Part of a data file:
= = = = =

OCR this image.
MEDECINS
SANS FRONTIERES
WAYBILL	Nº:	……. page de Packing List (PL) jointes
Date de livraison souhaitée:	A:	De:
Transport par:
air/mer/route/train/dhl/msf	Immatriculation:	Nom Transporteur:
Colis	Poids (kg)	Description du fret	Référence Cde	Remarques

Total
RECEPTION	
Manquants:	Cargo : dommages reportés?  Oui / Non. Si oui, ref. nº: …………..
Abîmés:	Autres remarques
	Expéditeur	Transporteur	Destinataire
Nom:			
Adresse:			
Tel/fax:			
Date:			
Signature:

= = = = =

**What this task involves**
Restate every entry word for word.

**Task result**
OCR this image.
MEDECINS
SANS FRONTIERES
WAYBILL	Nº:	……. page de Packing List (PL) jointes
Date de livraison souhaitée:	A:	De:
Transport par:
air/mer/route/train/dhl/msf	Immatriculation:	Nom Transporteur:
Colis	Poids (kg)	Description du fret	Référence Cde	Remarques

Total
RECEPTION	
Manquants:	Cargo : dommages reportés?  Oui / Non. Si oui, ref. nº: …………..
Abîmés:	Autres remarques
	Expéditeur	Transporteur	Destinataire
Nom:			
Adresse:			
Tel/fax:			
Date:			
Signature:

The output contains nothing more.